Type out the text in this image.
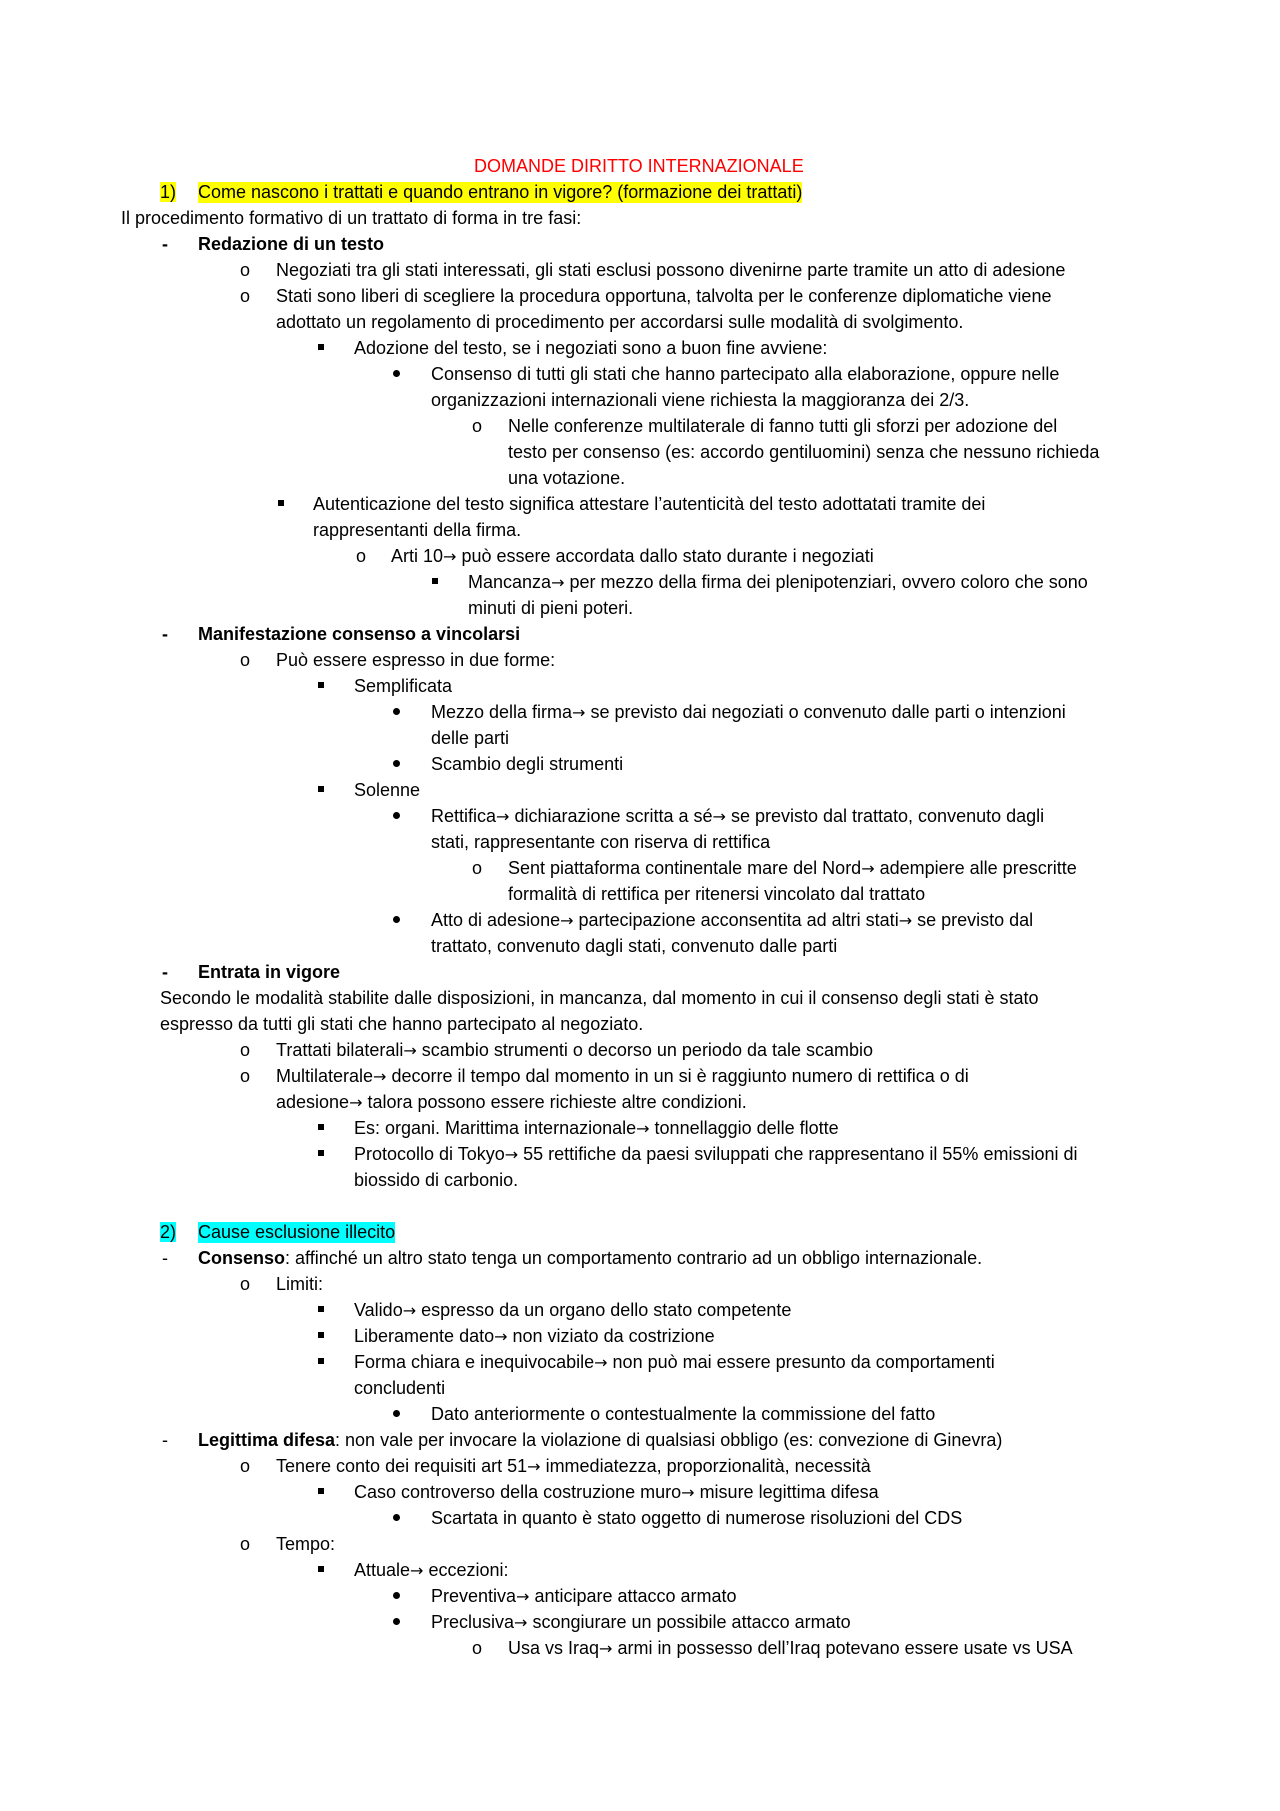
DOMANDE DIRITTO INTERNAZIONALE
1) Come nascono i trattati e quando entrano in vigore? (formazione dei trattati)
Il procedimento formativo di un trattato di forma in tre fasi:
- Redazione di un testo
o Negoziati tra gli stati interessati, gli stati esclusi possono divenirne parte tramite un atto di adesione
o Stati sono liberi di scegliere la procedura opportuna, talvolta per le conferenze diplomatiche viene
adottato un regolamento di procedimento per accordarsi sulle modalità di svolgimento.
Adozione del testo, se i negoziati sono a buon fine avviene:
Consenso di tutti gli stati che hanno partecipato alla elaborazione, oppure nelle
organizzazioni internazionali viene richiesta la maggioranza dei 2/3.
o Nelle conferenze multilaterale di fanno tutti gli sforzi per adozione del
testo per consenso (es: accordo gentiluomini) senza che nessuno richieda
una votazione.
Autenticazione del testo significa attestare l’autenticità del testo adottatati tramite dei
rappresentanti della firma.
o Arti 10→ può essere accordata dallo stato durante i negoziati
Mancanza→ per mezzo della firma dei plenipotenziari, ovvero coloro che sono
minuti di pieni poteri.
- Manifestazione consenso a vincolarsi
o Può essere espresso in due forme:
Semplificata
Mezzo della firma→ se previsto dai negoziati o convenuto dalle parti o intenzioni
delle parti
Scambio degli strumenti
Solenne
Rettifica→ dichiarazione scritta a sé→ se previsto dal trattato, convenuto dagli
stati, rappresentante con riserva di rettifica
o Sent piattaforma continentale mare del Nord→ adempiere alle prescritte
formalità di rettifica per ritenersi vincolato dal trattato
Atto di adesione→ partecipazione acconsentita ad altri stati→ se previsto dal
trattato, convenuto dagli stati, convenuto dalle parti
- Entrata in vigore
Secondo le modalità stabilite dalle disposizioni, in mancanza, dal momento in cui il consenso degli stati è stato
espresso da tutti gli stati che hanno partecipato al negoziato.
o Trattati bilaterali→ scambio strumenti o decorso un periodo da tale scambio
o Multilaterale→ decorre il tempo dal momento in un si è raggiunto numero di rettifica o di
adesione→ talora possono essere richieste altre condizioni.
Es: organi. Marittima internazionale→ tonnellaggio delle flotte
Protocollo di Tokyo→ 55 rettifiche da paesi sviluppati che rappresentano il 55% emissioni di
biossido di carbonio.
2) Cause esclusione illecito
- Consenso: affinché un altro stato tenga un comportamento contrario ad un obbligo internazionale.
o Limiti:
Valido→ espresso da un organo dello stato competente
Liberamente dato→ non viziato da costrizione
Forma chiara e inequivocabile→ non può mai essere presunto da comportamenti
concludenti
Dato anteriormente o contestualmente la commissione del fatto
- Legittima difesa: non vale per invocare la violazione di qualsiasi obbligo (es: convezione di Ginevra)
o Tenere conto dei requisiti art 51→ immediatezza, proporzionalità, necessità
Caso controverso della costruzione muro→ misure legittima difesa
Scartata in quanto è stato oggetto di numerose risoluzioni del CDS
o Tempo:
Attuale→ eccezioni:
Preventiva→ anticipare attacco armato
Preclusiva→ scongiurare un possibile attacco armato
o Usa vs Iraq→ armi in possesso dell’Iraq potevano essere usate vs USA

######

Filter the records down to the lines that contain the string "vigore", and copy those lines.

1) Come nascono i trattati e quando entrano in vigore? (formazione dei trattati)
- Entrata in vigore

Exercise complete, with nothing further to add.